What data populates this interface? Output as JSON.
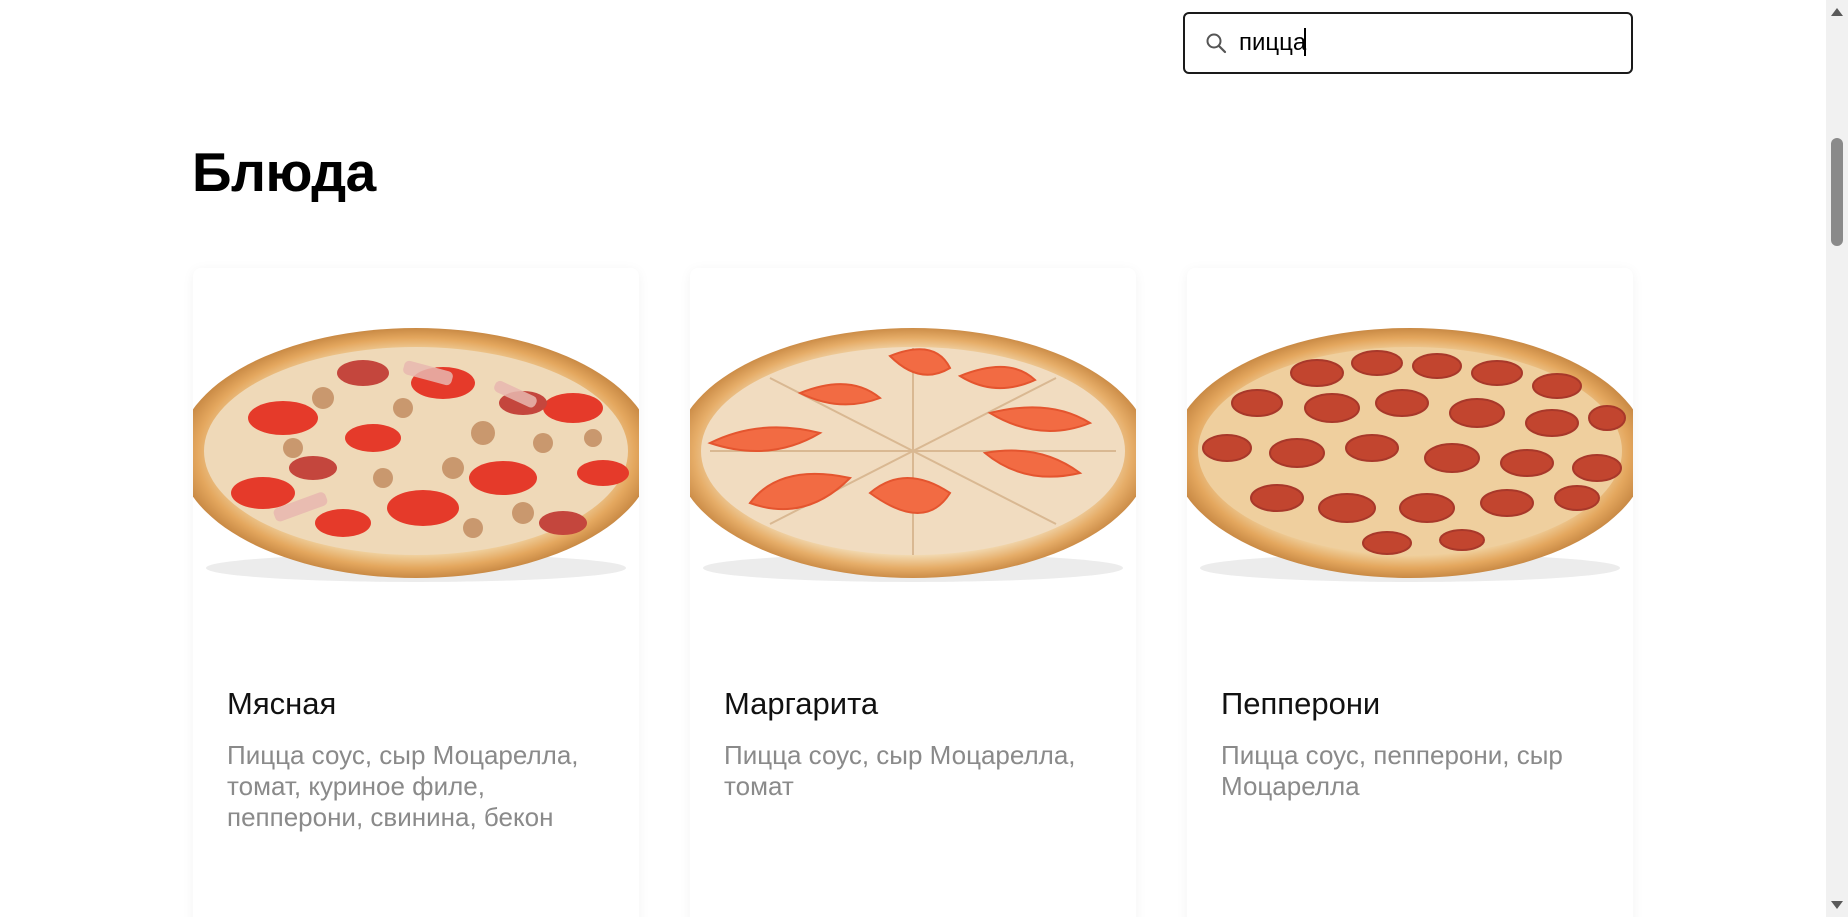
{
  "search": {
    "value": "пицца",
    "icon": "search-icon"
  },
  "section": {
    "title": "Блюда"
  },
  "dishes": [
    {
      "name": "Мясная",
      "description": "Пицца соус, сыр Моцарелла, томат, куриное филе, пепперони, свинина, бекон",
      "image": "meat-pizza-image"
    },
    {
      "name": "Маргарита",
      "description": "Пицца соус, сыр Моцарелла, томат",
      "image": "margherita-pizza-image"
    },
    {
      "name": "Пепперони",
      "description": "Пицца соус, пепперони, сыр Моцарелла",
      "image": "pepperoni-pizza-image"
    }
  ],
  "colors": {
    "text": "#000000",
    "muted": "#8a8a8a",
    "crust": "#e0a45c",
    "tomato": "#e8432e",
    "pepperoni": "#c0392b",
    "cheese": "#f3e2c4"
  }
}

______

Objective: Retype each entry precisely. Skip images entirely.

Problem solution:
What data populates this interface? Output as JSON.
{
  "search": {
    "value": "пицца",
    "icon": "search-icon"
  },
  "section": {
    "title": "Блюда"
  },
  "dishes": [
    {
      "name": "Мясная",
      "description": "Пицца соус, сыр Моцарелла, томат, куриное филе, пепперони, свинина, бекон",
      "image": "meat-pizza-image"
    },
    {
      "name": "Маргарита",
      "description": "Пицца соус, сыр Моцарелла, томат",
      "image": "margherita-pizza-image"
    },
    {
      "name": "Пепперони",
      "description": "Пицца соус, пепперони, сыр Моцарелла",
      "image": "pepperoni-pizza-image"
    }
  ],
  "colors": {
    "text": "#000000",
    "muted": "#8a8a8a",
    "crust": "#e0a45c",
    "tomato": "#e8432e",
    "pepperoni": "#c0392b",
    "cheese": "#f3e2c4"
  }
}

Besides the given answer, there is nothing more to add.